#### DESCRIPTION OF THE TASK:
In the material below, swap "sell-marker" for "sell-arrow" everywhere from the line containing "y-tick-label: 3356.30 xyxy=(1132,347,1247,383)" down to the line containing "y-tick-label: 3326.80 xyxy=(1132,1561,1247,1597)", and reproduce only those lines with everything else unchanged.

(Records from a dataset)
>> Start

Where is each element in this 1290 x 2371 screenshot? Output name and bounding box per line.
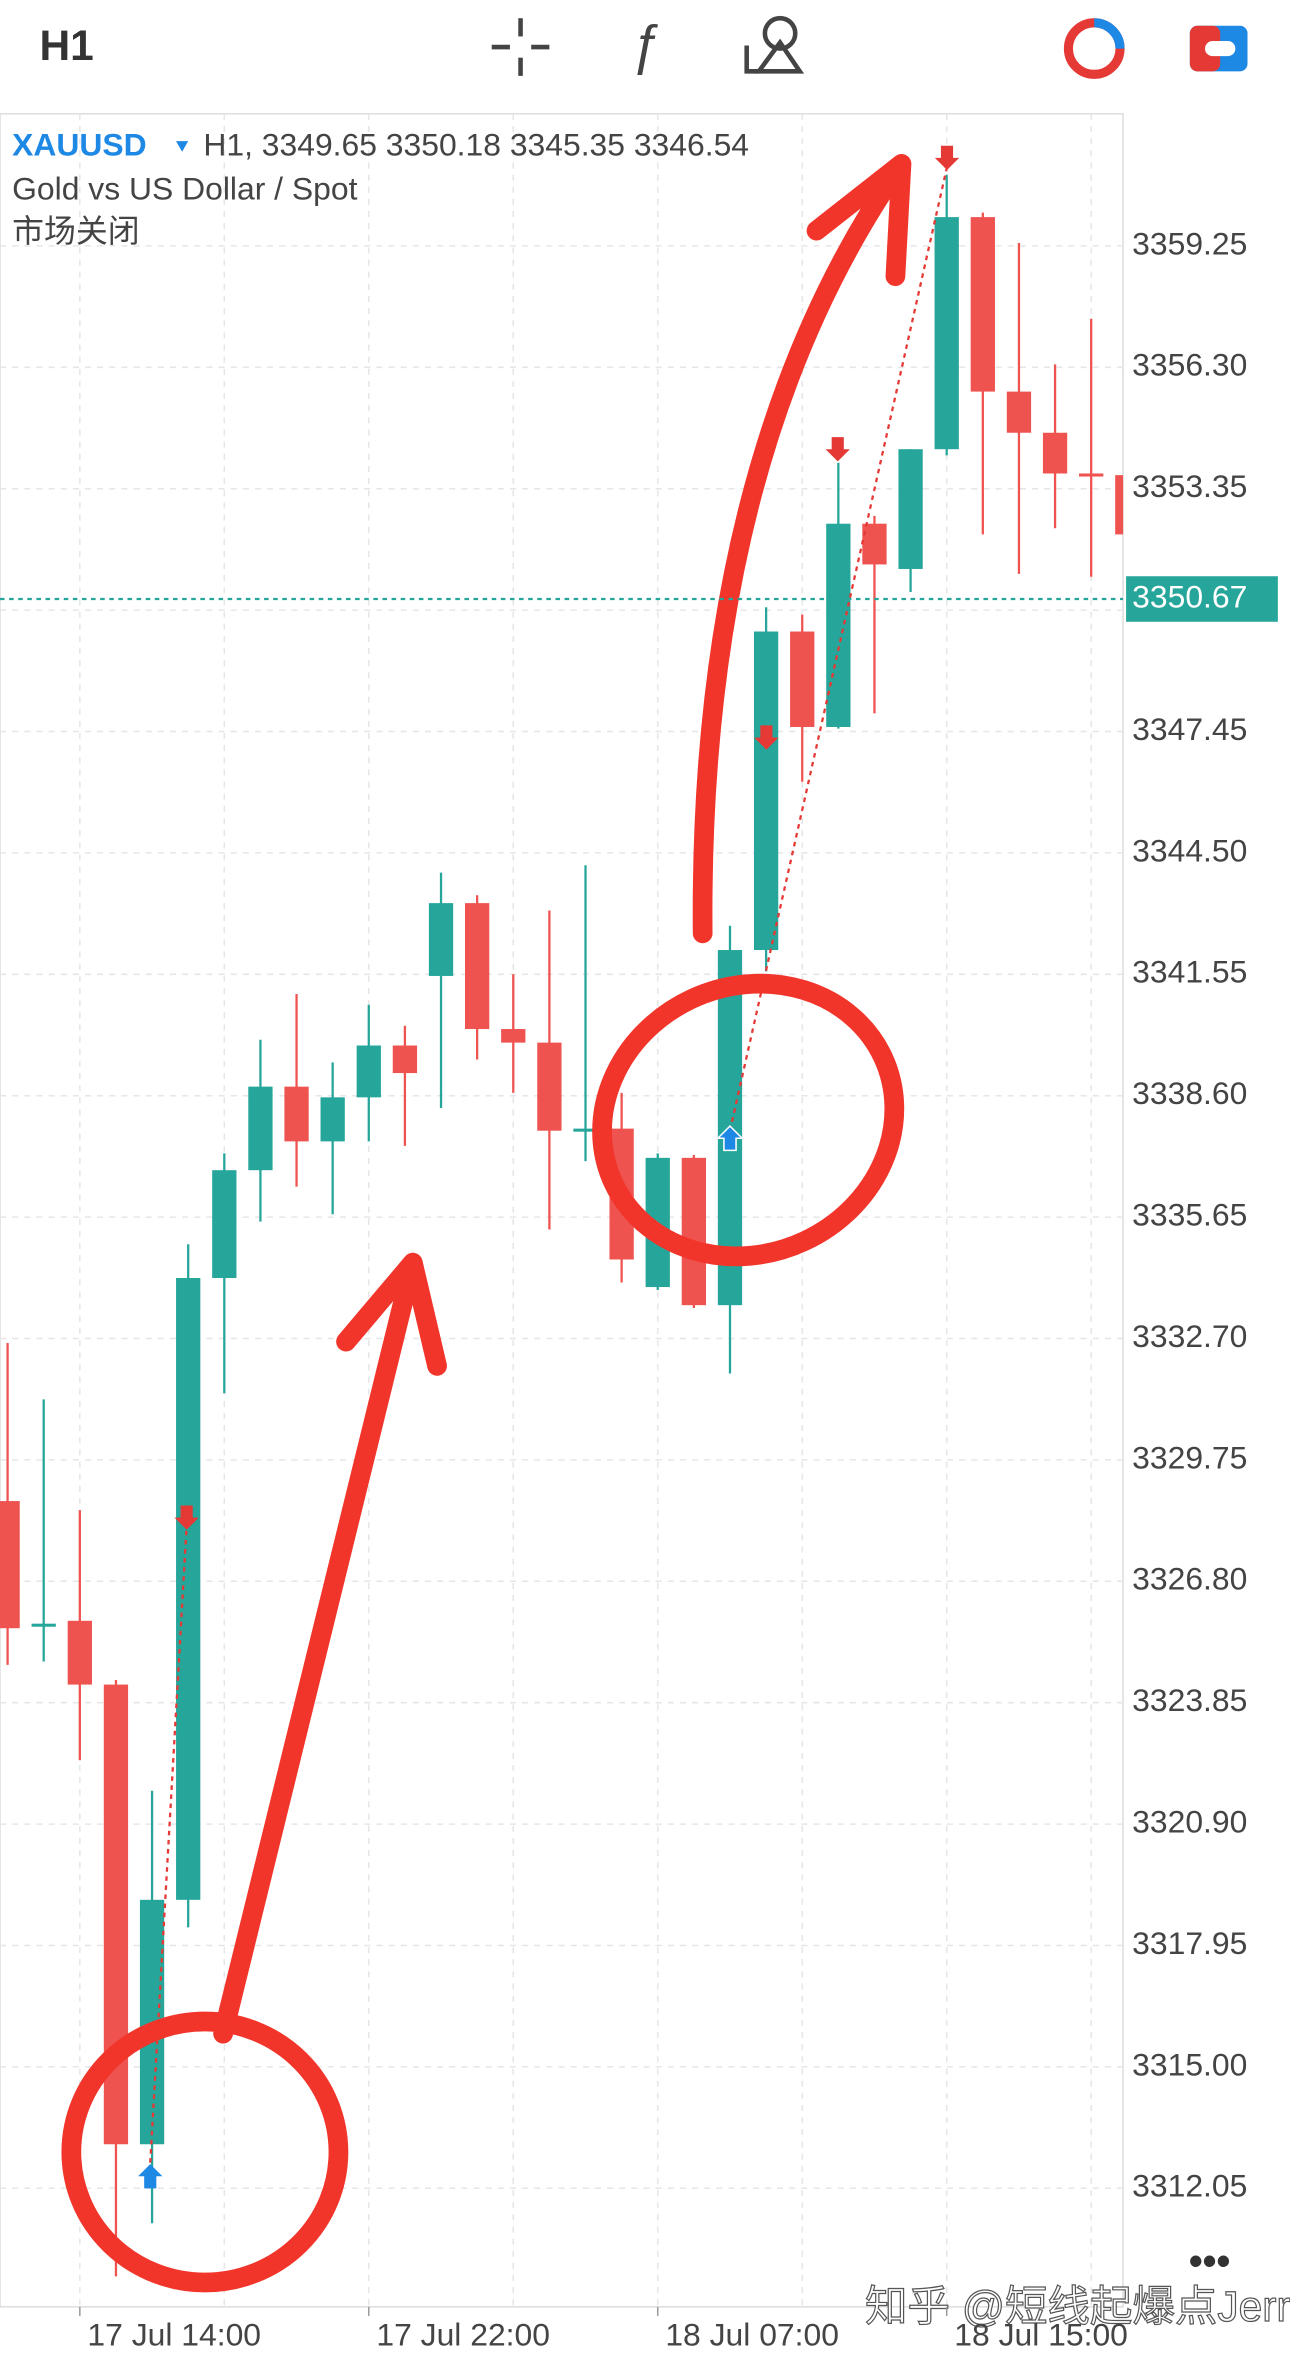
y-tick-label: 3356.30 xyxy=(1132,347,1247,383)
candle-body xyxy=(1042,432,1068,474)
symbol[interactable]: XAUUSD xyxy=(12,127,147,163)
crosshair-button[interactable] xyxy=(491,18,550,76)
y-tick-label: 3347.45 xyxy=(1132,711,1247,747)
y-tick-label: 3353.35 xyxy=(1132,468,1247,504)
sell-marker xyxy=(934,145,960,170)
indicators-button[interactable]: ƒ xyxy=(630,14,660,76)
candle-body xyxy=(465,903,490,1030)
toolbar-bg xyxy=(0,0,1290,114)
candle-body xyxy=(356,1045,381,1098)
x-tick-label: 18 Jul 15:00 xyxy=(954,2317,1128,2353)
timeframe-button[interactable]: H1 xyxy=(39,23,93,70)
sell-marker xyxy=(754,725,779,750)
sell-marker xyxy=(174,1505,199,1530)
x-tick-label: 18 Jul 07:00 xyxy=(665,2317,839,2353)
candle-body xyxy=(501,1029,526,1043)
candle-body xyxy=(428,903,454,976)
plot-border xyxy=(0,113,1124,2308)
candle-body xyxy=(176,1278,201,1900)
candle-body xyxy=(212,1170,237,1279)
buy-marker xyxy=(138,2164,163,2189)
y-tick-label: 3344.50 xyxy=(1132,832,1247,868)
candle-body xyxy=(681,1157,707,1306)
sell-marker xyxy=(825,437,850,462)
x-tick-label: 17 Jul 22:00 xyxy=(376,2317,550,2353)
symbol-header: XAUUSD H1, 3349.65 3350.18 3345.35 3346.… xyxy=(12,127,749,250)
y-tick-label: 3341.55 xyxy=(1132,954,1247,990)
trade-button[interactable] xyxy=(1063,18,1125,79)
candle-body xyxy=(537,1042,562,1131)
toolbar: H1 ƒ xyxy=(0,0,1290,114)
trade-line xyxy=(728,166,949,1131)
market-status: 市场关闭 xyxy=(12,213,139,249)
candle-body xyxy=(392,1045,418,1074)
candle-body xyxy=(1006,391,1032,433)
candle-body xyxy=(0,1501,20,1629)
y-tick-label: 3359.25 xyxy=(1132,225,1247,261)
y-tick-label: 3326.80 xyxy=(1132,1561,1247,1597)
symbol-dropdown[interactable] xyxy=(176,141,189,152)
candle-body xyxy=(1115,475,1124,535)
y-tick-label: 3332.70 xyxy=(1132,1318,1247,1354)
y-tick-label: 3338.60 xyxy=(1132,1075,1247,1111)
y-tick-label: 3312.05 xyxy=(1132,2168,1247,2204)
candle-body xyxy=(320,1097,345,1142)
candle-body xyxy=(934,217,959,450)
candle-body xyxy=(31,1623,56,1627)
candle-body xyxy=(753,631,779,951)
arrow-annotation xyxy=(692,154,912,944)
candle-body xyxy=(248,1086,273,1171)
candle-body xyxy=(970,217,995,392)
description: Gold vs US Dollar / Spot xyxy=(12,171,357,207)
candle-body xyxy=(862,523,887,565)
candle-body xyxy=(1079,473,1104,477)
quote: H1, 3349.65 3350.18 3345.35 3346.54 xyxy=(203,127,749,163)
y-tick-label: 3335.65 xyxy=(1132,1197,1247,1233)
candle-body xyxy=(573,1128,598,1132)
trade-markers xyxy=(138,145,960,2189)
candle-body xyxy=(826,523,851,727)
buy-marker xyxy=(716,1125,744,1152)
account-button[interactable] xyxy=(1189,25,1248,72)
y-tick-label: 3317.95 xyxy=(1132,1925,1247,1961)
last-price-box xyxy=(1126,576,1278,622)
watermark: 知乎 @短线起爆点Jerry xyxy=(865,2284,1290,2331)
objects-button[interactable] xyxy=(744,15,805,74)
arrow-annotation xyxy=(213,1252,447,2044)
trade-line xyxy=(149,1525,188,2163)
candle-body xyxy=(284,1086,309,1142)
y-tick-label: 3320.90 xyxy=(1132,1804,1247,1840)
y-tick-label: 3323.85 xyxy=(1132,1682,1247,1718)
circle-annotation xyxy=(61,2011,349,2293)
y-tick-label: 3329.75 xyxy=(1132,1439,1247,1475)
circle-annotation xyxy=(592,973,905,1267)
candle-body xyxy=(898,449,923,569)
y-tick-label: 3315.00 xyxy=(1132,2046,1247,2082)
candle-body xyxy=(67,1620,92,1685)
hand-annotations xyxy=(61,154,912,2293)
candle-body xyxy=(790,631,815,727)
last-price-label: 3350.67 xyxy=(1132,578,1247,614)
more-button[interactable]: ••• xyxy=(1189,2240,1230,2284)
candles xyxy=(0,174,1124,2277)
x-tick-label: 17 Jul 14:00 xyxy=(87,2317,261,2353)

>> End
>> Start

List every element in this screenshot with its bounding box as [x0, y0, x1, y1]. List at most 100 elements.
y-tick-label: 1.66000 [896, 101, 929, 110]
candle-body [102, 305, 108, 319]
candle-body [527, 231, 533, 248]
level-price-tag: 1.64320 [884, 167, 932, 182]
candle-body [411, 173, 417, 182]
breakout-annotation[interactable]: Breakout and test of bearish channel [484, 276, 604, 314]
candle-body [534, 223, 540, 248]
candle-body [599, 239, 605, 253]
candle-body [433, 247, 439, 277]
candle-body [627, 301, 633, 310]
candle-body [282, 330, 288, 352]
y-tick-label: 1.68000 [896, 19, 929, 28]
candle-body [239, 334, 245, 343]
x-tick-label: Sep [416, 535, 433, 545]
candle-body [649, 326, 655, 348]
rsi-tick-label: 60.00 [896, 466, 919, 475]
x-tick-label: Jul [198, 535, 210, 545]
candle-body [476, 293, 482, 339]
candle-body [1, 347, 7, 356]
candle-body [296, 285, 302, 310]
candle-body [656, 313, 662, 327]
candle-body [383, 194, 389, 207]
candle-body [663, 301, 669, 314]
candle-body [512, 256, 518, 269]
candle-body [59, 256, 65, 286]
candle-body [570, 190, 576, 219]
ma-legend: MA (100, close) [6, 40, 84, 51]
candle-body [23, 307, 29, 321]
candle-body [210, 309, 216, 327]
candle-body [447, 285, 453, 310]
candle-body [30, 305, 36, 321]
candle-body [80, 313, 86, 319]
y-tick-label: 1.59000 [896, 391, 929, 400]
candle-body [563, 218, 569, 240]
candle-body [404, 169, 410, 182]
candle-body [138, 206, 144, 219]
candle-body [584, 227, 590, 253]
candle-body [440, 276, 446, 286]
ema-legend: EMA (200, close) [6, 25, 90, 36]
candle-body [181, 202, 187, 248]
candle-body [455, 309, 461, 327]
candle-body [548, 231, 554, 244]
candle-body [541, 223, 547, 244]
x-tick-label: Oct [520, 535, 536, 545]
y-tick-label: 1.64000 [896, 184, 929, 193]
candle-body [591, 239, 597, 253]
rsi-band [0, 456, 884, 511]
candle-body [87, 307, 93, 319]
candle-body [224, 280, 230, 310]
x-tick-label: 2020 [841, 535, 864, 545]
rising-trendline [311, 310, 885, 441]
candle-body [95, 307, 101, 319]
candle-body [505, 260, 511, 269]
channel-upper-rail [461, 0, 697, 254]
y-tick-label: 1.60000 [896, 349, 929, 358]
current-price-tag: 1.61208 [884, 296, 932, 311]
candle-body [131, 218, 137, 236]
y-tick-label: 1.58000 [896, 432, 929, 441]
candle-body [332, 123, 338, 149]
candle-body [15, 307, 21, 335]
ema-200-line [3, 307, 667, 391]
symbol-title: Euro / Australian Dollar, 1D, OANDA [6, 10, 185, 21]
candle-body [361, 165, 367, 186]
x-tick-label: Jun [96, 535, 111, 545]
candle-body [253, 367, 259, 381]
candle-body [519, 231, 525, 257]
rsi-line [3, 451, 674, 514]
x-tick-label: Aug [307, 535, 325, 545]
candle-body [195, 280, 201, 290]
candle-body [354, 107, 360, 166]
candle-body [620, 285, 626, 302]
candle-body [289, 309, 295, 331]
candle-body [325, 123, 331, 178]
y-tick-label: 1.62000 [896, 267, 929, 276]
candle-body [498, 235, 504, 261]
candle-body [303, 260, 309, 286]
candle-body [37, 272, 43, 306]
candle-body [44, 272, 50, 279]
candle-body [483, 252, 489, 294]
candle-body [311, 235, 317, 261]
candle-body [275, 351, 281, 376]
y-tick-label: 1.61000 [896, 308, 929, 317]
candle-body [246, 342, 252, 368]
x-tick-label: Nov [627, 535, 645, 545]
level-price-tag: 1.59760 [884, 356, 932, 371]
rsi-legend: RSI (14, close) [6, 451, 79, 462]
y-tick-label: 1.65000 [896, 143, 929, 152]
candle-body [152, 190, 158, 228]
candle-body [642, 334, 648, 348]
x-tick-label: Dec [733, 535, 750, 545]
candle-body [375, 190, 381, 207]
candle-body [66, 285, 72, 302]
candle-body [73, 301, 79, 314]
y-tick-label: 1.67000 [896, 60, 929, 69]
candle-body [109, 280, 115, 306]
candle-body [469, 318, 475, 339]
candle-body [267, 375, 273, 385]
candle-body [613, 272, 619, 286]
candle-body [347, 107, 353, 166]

>> End

#### SOLUTION:
y-tick-label: 3356.30 xyxy=(1132,347,1247,383)
candle-body xyxy=(1042,432,1068,474)
symbol[interactable]: XAUUSD xyxy=(12,127,147,163)
crosshair-button[interactable] xyxy=(491,18,550,76)
y-tick-label: 3347.45 xyxy=(1132,711,1247,747)
y-tick-label: 3353.35 xyxy=(1132,468,1247,504)
sell-arrow xyxy=(934,145,960,170)
indicators-button[interactable]: ƒ xyxy=(630,14,660,76)
candle-body xyxy=(465,903,490,1030)
toolbar-bg xyxy=(0,0,1290,114)
candle-body xyxy=(356,1045,381,1098)
x-tick-label: 18 Jul 15:00 xyxy=(954,2317,1128,2353)
timeframe-button[interactable]: H1 xyxy=(39,23,93,70)
sell-arrow xyxy=(754,725,779,750)
sell-arrow xyxy=(174,1505,199,1530)
x-tick-label: 18 Jul 07:00 xyxy=(665,2317,839,2353)
candle-body xyxy=(501,1029,526,1043)
candle-body xyxy=(428,903,454,976)
plot-border xyxy=(0,113,1124,2308)
candle-body xyxy=(176,1278,201,1900)
candle-body xyxy=(212,1170,237,1279)
buy-marker xyxy=(138,2164,163,2189)
y-tick-label: 3344.50 xyxy=(1132,832,1247,868)
candle-body xyxy=(681,1157,707,1306)
sell-arrow xyxy=(825,437,850,462)
x-tick-label: 17 Jul 22:00 xyxy=(376,2317,550,2353)
symbol-header: XAUUSD H1, 3349.65 3350.18 3345.35 3346.… xyxy=(12,127,749,250)
y-tick-label: 3341.55 xyxy=(1132,954,1247,990)
trade-button[interactable] xyxy=(1063,18,1125,79)
candle-body xyxy=(537,1042,562,1131)
toolbar: H1 ƒ xyxy=(0,0,1290,114)
trade-line xyxy=(728,166,949,1131)
market-status: 市场关闭 xyxy=(12,213,139,249)
candle-body xyxy=(392,1045,418,1074)
candle-body xyxy=(1006,391,1032,433)
candle-body xyxy=(0,1501,20,1629)
y-tick-label: 3359.25 xyxy=(1132,225,1247,261)
y-tick-label: 3326.80 xyxy=(1132,1561,1247,1597)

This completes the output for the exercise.